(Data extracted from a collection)

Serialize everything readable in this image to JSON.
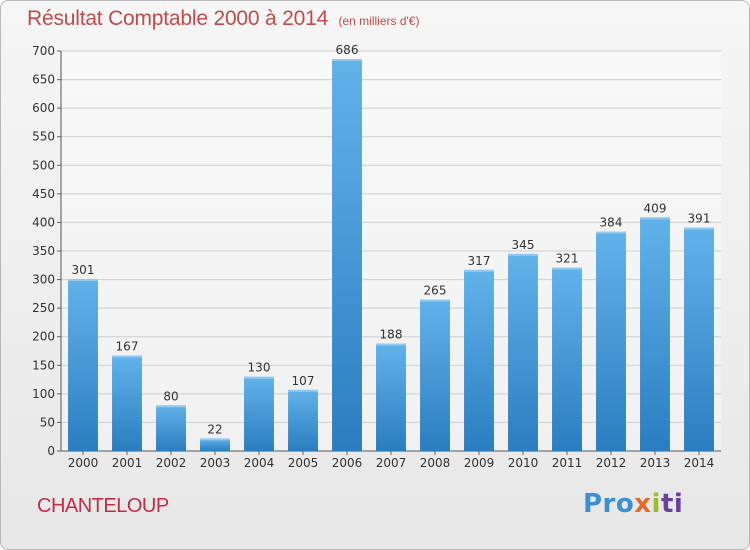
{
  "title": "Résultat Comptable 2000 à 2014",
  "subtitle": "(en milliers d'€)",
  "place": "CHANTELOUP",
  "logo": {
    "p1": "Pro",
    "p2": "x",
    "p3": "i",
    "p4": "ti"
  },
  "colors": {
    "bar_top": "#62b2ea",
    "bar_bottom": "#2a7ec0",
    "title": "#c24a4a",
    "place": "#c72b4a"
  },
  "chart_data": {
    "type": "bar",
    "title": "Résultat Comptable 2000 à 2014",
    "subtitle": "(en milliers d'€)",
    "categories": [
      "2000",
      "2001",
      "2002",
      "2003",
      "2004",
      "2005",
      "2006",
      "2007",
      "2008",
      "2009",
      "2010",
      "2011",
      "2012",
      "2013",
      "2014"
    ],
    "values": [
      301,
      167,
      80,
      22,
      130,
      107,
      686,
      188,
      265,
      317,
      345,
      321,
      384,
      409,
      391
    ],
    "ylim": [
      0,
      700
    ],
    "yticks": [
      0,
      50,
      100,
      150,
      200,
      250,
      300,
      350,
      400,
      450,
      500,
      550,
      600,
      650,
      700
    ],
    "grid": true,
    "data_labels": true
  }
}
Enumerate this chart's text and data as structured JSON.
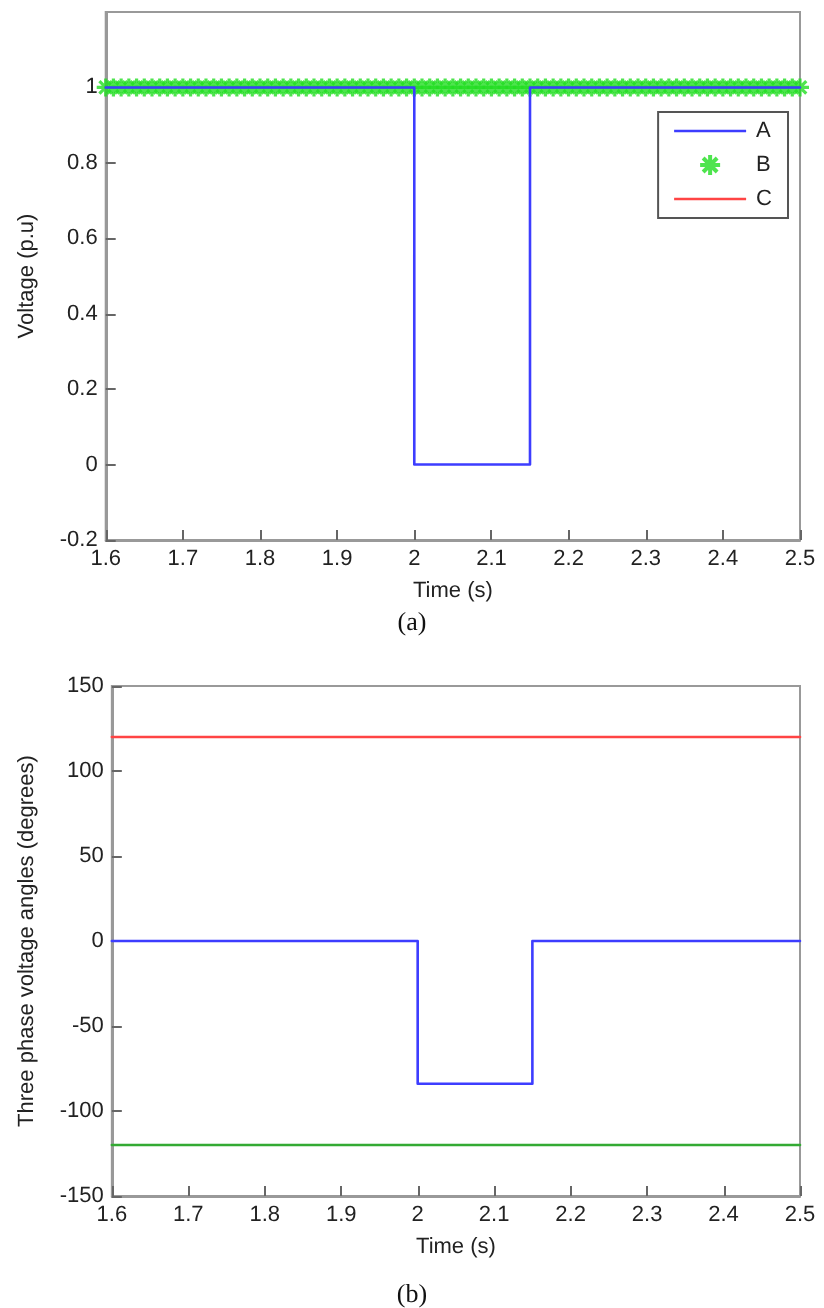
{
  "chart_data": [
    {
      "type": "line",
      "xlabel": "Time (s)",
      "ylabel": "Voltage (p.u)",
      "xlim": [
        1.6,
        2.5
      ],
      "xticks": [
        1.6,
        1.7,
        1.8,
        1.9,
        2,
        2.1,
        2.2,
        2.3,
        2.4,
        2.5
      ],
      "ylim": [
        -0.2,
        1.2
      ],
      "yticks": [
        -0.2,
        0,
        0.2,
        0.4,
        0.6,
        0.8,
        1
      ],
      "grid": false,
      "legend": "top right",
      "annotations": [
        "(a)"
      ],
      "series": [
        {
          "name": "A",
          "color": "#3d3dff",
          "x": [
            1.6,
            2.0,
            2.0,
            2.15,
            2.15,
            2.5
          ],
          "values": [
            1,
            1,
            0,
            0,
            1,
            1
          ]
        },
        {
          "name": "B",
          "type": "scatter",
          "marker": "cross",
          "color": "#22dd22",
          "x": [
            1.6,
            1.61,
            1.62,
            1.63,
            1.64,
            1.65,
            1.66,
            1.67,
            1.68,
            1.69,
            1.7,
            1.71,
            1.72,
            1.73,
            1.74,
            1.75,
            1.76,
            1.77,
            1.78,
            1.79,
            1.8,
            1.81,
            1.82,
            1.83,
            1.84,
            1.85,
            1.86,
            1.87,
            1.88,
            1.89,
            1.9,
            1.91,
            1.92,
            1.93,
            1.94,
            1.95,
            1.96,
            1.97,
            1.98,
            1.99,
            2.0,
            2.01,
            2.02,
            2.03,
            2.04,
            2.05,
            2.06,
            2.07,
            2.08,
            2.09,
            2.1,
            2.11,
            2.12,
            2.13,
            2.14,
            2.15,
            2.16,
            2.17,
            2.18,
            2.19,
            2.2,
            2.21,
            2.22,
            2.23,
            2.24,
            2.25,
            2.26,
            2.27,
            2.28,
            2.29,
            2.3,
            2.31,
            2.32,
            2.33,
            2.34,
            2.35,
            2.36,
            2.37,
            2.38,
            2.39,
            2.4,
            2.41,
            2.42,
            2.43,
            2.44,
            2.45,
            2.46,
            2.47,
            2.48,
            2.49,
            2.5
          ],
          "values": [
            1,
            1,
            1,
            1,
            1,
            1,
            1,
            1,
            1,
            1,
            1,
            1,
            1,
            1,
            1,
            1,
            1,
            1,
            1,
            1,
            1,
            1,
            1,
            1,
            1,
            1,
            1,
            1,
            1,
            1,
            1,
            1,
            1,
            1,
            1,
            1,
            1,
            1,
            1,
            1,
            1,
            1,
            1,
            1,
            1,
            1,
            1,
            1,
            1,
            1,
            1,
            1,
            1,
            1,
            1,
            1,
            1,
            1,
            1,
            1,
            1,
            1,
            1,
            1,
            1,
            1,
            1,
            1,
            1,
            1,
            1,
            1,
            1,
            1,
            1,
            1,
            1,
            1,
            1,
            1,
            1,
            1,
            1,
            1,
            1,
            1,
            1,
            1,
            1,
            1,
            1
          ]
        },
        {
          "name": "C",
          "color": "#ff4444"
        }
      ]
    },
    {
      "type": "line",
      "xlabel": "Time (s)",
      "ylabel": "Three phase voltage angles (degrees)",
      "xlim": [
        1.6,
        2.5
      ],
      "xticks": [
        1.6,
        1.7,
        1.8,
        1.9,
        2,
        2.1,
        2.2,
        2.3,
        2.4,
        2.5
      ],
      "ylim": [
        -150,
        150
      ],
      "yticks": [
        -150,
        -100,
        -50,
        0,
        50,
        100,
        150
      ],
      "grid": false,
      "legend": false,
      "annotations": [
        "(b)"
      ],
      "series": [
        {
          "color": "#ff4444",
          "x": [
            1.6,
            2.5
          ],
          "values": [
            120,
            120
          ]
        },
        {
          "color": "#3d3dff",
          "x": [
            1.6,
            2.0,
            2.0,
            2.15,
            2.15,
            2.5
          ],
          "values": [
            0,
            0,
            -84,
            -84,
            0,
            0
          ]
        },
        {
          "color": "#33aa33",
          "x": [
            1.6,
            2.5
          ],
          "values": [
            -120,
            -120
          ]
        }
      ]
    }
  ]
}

## SHORT TASK
Write out the material above again, word for word, minus its pictures.

## TASK SOLUTION
Serialize everything readable in this image to JSON.
{
  "title": "Résultat Comptable 2000 à 2014",
  "subtitle": "(en milliers d'€)",
  "place": "CHANTELOUP",
  "logo": {
    "p1": "Pro",
    "p2": "x",
    "p3": "i",
    "p4": "ti"
  },
  "colors": {
    "bar_top": "#62b2ea",
    "bar_bottom": "#2a7ec0",
    "title": "#c24a4a",
    "place": "#c72b4a"
  },
  "chart_data": {
    "type": "bar",
    "title": "Résultat Comptable 2000 à 2014",
    "subtitle": "(en milliers d'€)",
    "categories": [
      "2000",
      "2001",
      "2002",
      "2003",
      "2004",
      "2005",
      "2006",
      "2007",
      "2008",
      "2009",
      "2010",
      "2011",
      "2012",
      "2013",
      "2014"
    ],
    "values": [
      301,
      167,
      80,
      22,
      130,
      107,
      686,
      188,
      265,
      317,
      345,
      321,
      384,
      409,
      391
    ],
    "ylim": [
      0,
      700
    ],
    "yticks": [
      0,
      50,
      100,
      150,
      200,
      250,
      300,
      350,
      400,
      450,
      500,
      550,
      600,
      650,
      700
    ],
    "grid": true,
    "data_labels": true
  }
}
Enumerate this chart's text and data as structured JSON.
{
  "chart_data": [
    {
      "type": "line",
      "xlabel": "Time (s)",
      "ylabel": "Voltage (p.u)",
      "xlim": [
        1.6,
        2.5
      ],
      "xticks": [
        1.6,
        1.7,
        1.8,
        1.9,
        2,
        2.1,
        2.2,
        2.3,
        2.4,
        2.5
      ],
      "ylim": [
        -0.2,
        1.2
      ],
      "yticks": [
        -0.2,
        0,
        0.2,
        0.4,
        0.6,
        0.8,
        1
      ],
      "grid": false,
      "legend": "top right",
      "annotations": [
        "(a)"
      ],
      "series": [
        {
          "name": "A",
          "color": "#3d3dff",
          "x": [
            1.6,
            2.0,
            2.0,
            2.15,
            2.15,
            2.5
          ],
          "values": [
            1,
            1,
            0,
            0,
            1,
            1
          ]
        },
        {
          "name": "B",
          "type": "scatter",
          "marker": "cross",
          "color": "#22dd22",
          "x": [
            1.6,
            1.61,
            1.62,
            1.63,
            1.64,
            1.65,
            1.66,
            1.67,
            1.68,
            1.69,
            1.7,
            1.71,
            1.72,
            1.73,
            1.74,
            1.75,
            1.76,
            1.77,
            1.78,
            1.79,
            1.8,
            1.81,
            1.82,
            1.83,
            1.84,
            1.85,
            1.86,
            1.87,
            1.88,
            1.89,
            1.9,
            1.91,
            1.92,
            1.93,
            1.94,
            1.95,
            1.96,
            1.97,
            1.98,
            1.99,
            2.0,
            2.01,
            2.02,
            2.03,
            2.04,
            2.05,
            2.06,
            2.07,
            2.08,
            2.09,
            2.1,
            2.11,
            2.12,
            2.13,
            2.14,
            2.15,
            2.16,
            2.17,
            2.18,
            2.19,
            2.2,
            2.21,
            2.22,
            2.23,
            2.24,
            2.25,
            2.26,
            2.27,
            2.28,
            2.29,
            2.3,
            2.31,
            2.32,
            2.33,
            2.34,
            2.35,
            2.36,
            2.37,
            2.38,
            2.39,
            2.4,
            2.41,
            2.42,
            2.43,
            2.44,
            2.45,
            2.46,
            2.47,
            2.48,
            2.49,
            2.5
          ],
          "values": [
            1,
            1,
            1,
            1,
            1,
            1,
            1,
            1,
            1,
            1,
            1,
            1,
            1,
            1,
            1,
            1,
            1,
            1,
            1,
            1,
            1,
            1,
            1,
            1,
            1,
            1,
            1,
            1,
            1,
            1,
            1,
            1,
            1,
            1,
            1,
            1,
            1,
            1,
            1,
            1,
            1,
            1,
            1,
            1,
            1,
            1,
            1,
            1,
            1,
            1,
            1,
            1,
            1,
            1,
            1,
            1,
            1,
            1,
            1,
            1,
            1,
            1,
            1,
            1,
            1,
            1,
            1,
            1,
            1,
            1,
            1,
            1,
            1,
            1,
            1,
            1,
            1,
            1,
            1,
            1,
            1,
            1,
            1,
            1,
            1,
            1,
            1,
            1,
            1,
            1,
            1
          ]
        },
        {
          "name": "C",
          "color": "#ff4444"
        }
      ]
    },
    {
      "type": "line",
      "xlabel": "Time (s)",
      "ylabel": "Three phase voltage angles (degrees)",
      "xlim": [
        1.6,
        2.5
      ],
      "xticks": [
        1.6,
        1.7,
        1.8,
        1.9,
        2,
        2.1,
        2.2,
        2.3,
        2.4,
        2.5
      ],
      "ylim": [
        -150,
        150
      ],
      "yticks": [
        -150,
        -100,
        -50,
        0,
        50,
        100,
        150
      ],
      "grid": false,
      "legend": false,
      "annotations": [
        "(b)"
      ],
      "series": [
        {
          "color": "#ff4444",
          "x": [
            1.6,
            2.5
          ],
          "values": [
            120,
            120
          ]
        },
        {
          "color": "#3d3dff",
          "x": [
            1.6,
            2.0,
            2.0,
            2.15,
            2.15,
            2.5
          ],
          "values": [
            0,
            0,
            -84,
            -84,
            0,
            0
          ]
        },
        {
          "color": "#33aa33",
          "x": [
            1.6,
            2.5
          ],
          "values": [
            -120,
            -120
          ]
        }
      ]
    }
  ]
}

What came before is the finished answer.